Start of Records provided

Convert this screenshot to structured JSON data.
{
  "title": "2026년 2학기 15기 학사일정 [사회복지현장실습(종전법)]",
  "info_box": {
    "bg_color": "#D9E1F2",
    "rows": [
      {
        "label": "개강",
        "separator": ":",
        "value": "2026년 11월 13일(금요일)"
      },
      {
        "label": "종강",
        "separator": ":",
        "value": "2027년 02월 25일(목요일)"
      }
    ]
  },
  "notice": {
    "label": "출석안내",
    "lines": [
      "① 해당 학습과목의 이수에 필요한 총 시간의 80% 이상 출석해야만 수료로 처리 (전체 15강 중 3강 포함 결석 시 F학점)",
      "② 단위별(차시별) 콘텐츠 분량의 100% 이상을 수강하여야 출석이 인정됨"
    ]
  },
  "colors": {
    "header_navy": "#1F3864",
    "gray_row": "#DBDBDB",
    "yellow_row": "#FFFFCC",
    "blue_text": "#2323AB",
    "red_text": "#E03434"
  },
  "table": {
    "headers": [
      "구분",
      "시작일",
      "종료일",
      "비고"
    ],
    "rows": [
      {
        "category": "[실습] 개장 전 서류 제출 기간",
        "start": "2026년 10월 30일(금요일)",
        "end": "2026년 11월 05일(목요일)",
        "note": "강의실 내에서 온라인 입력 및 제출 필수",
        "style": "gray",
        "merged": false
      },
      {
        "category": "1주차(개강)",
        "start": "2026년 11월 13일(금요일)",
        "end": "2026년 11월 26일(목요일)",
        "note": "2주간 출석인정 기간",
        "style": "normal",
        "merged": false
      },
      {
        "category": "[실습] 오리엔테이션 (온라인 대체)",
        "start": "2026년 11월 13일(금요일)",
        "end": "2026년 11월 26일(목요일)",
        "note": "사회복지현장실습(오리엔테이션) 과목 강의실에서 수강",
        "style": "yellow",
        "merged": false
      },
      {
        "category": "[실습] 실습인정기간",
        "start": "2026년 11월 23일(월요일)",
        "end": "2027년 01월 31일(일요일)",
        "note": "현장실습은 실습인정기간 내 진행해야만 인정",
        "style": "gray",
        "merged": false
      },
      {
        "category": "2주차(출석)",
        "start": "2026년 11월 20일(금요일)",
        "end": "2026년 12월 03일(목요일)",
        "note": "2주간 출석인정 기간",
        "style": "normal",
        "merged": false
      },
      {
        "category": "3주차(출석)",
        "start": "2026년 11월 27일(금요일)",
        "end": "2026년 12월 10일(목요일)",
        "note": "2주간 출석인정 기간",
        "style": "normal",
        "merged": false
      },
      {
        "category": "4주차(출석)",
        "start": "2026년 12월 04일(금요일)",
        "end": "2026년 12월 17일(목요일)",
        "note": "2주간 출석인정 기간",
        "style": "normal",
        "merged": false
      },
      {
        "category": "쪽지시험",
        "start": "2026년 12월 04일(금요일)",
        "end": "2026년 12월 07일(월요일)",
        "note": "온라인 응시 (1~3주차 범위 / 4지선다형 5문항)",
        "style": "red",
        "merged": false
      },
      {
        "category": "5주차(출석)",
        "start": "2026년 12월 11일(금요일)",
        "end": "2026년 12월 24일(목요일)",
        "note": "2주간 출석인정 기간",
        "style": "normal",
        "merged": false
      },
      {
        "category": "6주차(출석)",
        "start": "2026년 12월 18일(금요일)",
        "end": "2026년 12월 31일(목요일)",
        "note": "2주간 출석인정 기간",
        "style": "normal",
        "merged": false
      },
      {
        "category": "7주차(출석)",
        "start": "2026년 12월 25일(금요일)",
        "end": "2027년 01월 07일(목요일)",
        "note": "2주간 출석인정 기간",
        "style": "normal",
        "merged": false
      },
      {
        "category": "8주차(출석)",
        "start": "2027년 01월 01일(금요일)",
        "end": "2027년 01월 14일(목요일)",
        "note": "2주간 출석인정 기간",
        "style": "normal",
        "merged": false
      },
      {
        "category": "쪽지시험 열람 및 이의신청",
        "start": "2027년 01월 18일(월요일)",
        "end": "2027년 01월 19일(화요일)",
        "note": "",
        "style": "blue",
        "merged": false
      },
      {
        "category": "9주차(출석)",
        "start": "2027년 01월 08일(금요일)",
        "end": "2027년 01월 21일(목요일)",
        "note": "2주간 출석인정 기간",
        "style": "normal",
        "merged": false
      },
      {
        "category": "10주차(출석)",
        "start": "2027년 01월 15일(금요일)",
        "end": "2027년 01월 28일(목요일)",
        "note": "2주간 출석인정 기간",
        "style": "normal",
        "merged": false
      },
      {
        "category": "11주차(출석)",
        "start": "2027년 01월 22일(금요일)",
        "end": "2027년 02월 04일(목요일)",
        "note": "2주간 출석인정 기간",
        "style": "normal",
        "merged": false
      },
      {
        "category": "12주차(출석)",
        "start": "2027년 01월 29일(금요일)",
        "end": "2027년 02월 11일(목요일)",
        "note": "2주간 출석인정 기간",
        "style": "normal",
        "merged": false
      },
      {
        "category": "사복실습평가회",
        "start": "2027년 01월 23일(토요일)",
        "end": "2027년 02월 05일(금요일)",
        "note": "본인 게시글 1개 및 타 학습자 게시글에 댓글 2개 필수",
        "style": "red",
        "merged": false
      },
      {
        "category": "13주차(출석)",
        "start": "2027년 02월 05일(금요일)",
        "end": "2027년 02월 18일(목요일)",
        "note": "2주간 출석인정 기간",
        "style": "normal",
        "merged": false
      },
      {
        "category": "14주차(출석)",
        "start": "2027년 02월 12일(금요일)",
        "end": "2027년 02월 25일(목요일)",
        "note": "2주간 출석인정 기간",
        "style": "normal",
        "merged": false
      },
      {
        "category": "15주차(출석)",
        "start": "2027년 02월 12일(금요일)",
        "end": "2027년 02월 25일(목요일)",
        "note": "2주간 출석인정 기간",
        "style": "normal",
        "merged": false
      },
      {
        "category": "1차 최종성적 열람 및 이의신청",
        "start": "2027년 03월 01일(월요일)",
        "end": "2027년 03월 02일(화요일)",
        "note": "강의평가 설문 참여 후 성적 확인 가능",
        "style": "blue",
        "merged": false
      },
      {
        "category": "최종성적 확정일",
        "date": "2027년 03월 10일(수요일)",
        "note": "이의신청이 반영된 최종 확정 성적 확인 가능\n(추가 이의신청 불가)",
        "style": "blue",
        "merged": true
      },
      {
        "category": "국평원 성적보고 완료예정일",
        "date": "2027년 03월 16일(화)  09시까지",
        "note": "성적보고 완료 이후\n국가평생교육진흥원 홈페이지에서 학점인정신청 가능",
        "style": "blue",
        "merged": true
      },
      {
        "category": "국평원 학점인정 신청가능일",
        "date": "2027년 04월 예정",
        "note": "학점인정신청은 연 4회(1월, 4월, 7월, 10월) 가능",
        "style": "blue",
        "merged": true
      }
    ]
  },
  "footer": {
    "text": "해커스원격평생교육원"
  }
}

End of Records provided

■ **Set task**: Count the lines in the material above where the string "이의신청" appears, then state only that count.

■ **Finished exercise**: 3